- Task directions
Output the full listing below exactly, without the pictures.

--- START Excerpted records ---

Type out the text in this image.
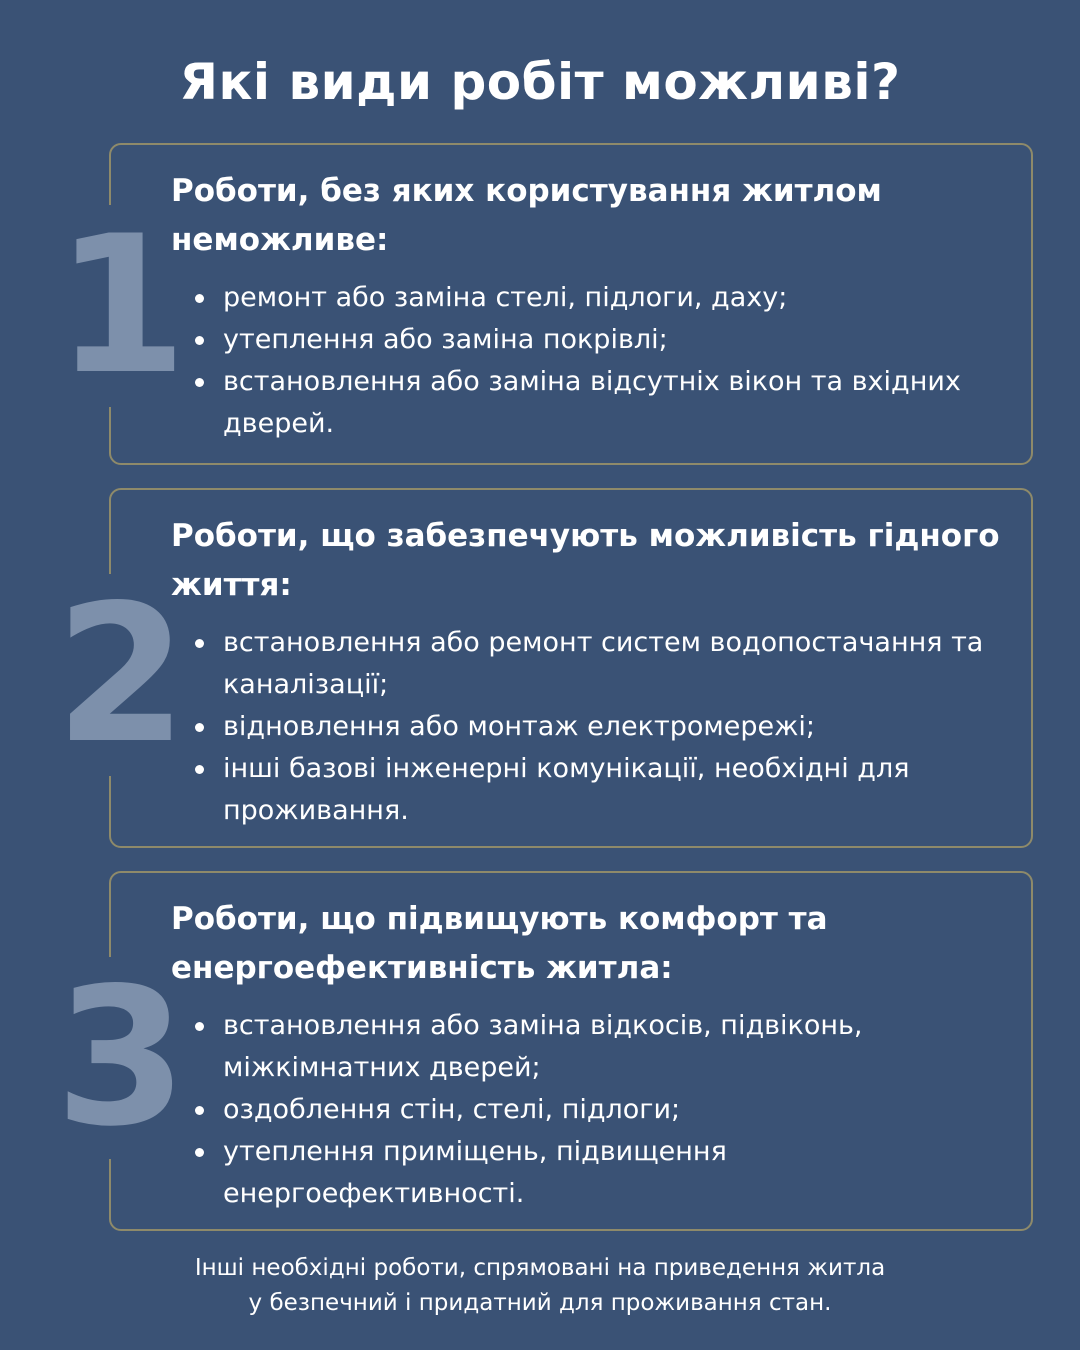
Які види робіт можливі?
1
Роботи, без яких користування житлом неможливе:
ремонт або заміна стелі, підлоги, даху;
утеплення або заміна покрівлі;
встановлення або заміна відсутніх вікон та вхідних дверей.
2
Роботи, що забезпечують можливість гідного життя:
встановлення або ремонт систем водопостачання та каналізації;
відновлення або монтаж електромережі;
інші базові інженерні комунікації, необхідні для проживання.
3
Роботи, що підвищують комфорт та енергоефективність житла:
встановлення або заміна відкосів, підвіконь, міжкімнатних дверей;
оздоблення стін, стелі, підлоги;
утеплення приміщень, підвищення енергоефективності.
Інші необхідні роботи, спрямовані на приведення житла
у безпечний і придатний для проживання стан.
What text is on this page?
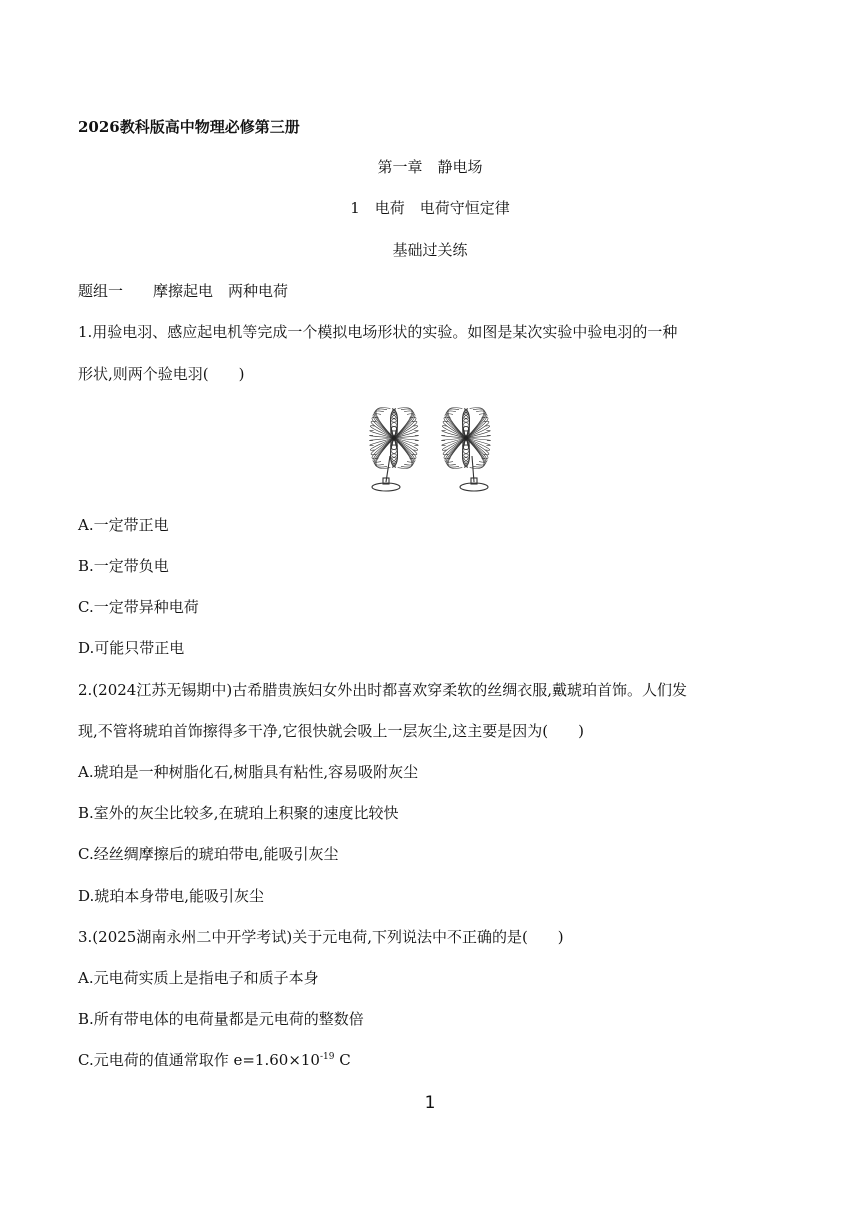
2026教科版高中物理必修第三册
第一章　静电场
1　电荷　电荷守恒定律
基础过关练
题组一　　摩擦起电　两种电荷
1.用验电羽、感应起电机等完成一个模拟电场形状的实验。如图是某次实验中验电羽的一种
形状,则两个验电羽(　　)
A.一定带正电
B.一定带负电
C.一定带异种电荷
D.可能只带正电
2.(2024江苏无锡期中)古希腊贵族妇女外出时都喜欢穿柔软的丝绸衣服,戴琥珀首饰。人们发
现,不管将琥珀首饰擦得多干净,它很快就会吸上一层灰尘,这主要是因为(　　)
A.琥珀是一种树脂化石,树脂具有粘性,容易吸附灰尘
B.室外的灰尘比较多,在琥珀上积聚的速度比较快
C.经丝绸摩擦后的琥珀带电,能吸引灰尘
D.琥珀本身带电,能吸引灰尘
3.(2025湖南永州二中开学考试)关于元电荷,下列说法中不正确的是(　　)
A.元电荷实质上是指电子和质子本身
B.所有带电体的电荷量都是元电荷的整数倍
C.元电荷的值通常取作 $e=1.60\times 10^{-19}$ C
1
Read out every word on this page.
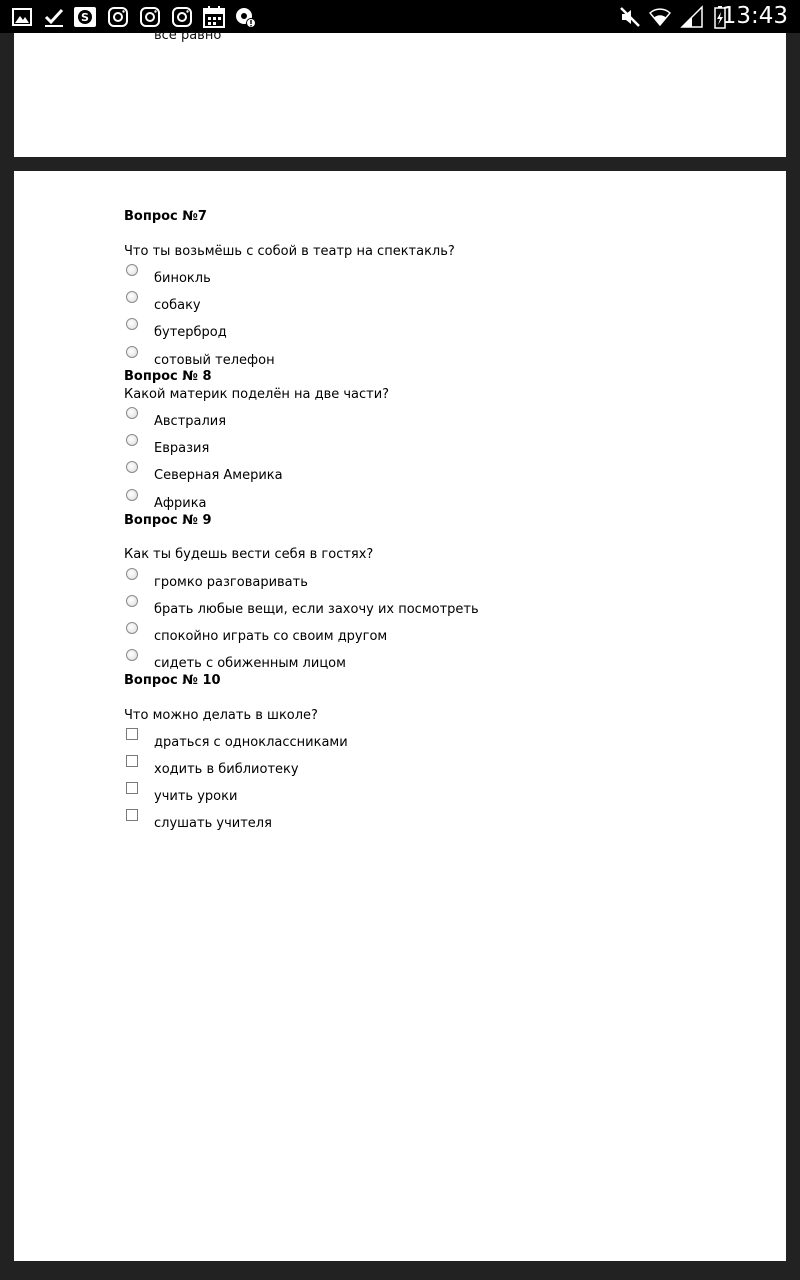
S	13:43
все равно
Вопрос №7
Что ты возьмёшь с собой в театр на спектакль?
бинокль
собаку
бутерброд
сотовый телефон
Вопрос № 8
Какой материк поделён на две части?
Австралия
Евразия
Северная Америка
Африка
Вопрос № 9
Как ты будешь вести себя в гостях?
громко разговаривать
брать любые вещи, если захочу их посмотреть
спокойно играть со своим другом
сидеть с обиженным лицом
Вопрос № 10
Что можно делать в школе?
драться с одноклассниками
ходить в библиотеку
учить уроки
слушать учителя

--- END Excerpted records ---

- Complete output
Type out the text in this image.
Які види робіт можливі?
1
Роботи, без яких користування житлом неможливе:
ремонт або заміна стелі, підлоги, даху;
утеплення або заміна покрівлі;
встановлення або заміна відсутніх вікон та вхідних дверей.
2
Роботи, що забезпечують можливість гідного життя:
встановлення або ремонт систем водопостачання та каналізації;
відновлення або монтаж електромережі;
інші базові інженерні комунікації, необхідні для проживання.
3
Роботи, що підвищують комфорт та енергоефективність житла:
встановлення або заміна відкосів, підвіконь, міжкімнатних дверей;
оздоблення стін, стелі, підлоги;
утеплення приміщень, підвищення енергоефективності.
Інші необхідні роботи, спрямовані на приведення житла
у безпечний і придатний для проживання стан.
What text is on this page?
2026教科版高中物理必修第三册
第一章　静电场
1　电荷　电荷守恒定律
基础过关练
题组一　　摩擦起电　两种电荷
1.用验电羽、感应起电机等完成一个模拟电场形状的实验。如图是某次实验中验电羽的一种
形状,则两个验电羽(　　)
A.一定带正电
B.一定带负电
C.一定带异种电荷
D.可能只带正电
2.(2024江苏无锡期中)古希腊贵族妇女外出时都喜欢穿柔软的丝绸衣服,戴琥珀首饰。人们发
现,不管将琥珀首饰擦得多干净,它很快就会吸上一层灰尘,这主要是因为(　　)
A.琥珀是一种树脂化石,树脂具有粘性,容易吸附灰尘
B.室外的灰尘比较多,在琥珀上积聚的速度比较快
C.经丝绸摩擦后的琥珀带电,能吸引灰尘
D.琥珀本身带电,能吸引灰尘
3.(2025湖南永州二中开学考试)关于元电荷,下列说法中不正确的是(　　)
A.元电荷实质上是指电子和质子本身
B.所有带电体的电荷量都是元电荷的整数倍
C.元电荷的值通常取作 $e=1.60\times 10^{-19}$ C
1
Read out every word on this page.
S	13:43
все равно
Вопрос №7
Что ты возьмёшь с собой в театр на спектакль?
бинокль
собаку
бутерброд
сотовый телефон
Вопрос № 8
Какой материк поделён на две части?
Австралия
Евразия
Северная Америка
Африка
Вопрос № 9
Как ты будешь вести себя в гостях?
громко разговаривать
брать любые вещи, если захочу их посмотреть
спокойно играть со своим другом
сидеть с обиженным лицом
Вопрос № 10
Что можно делать в школе?
драться с одноклассниками
ходить в библиотеку
учить уроки
слушать учителя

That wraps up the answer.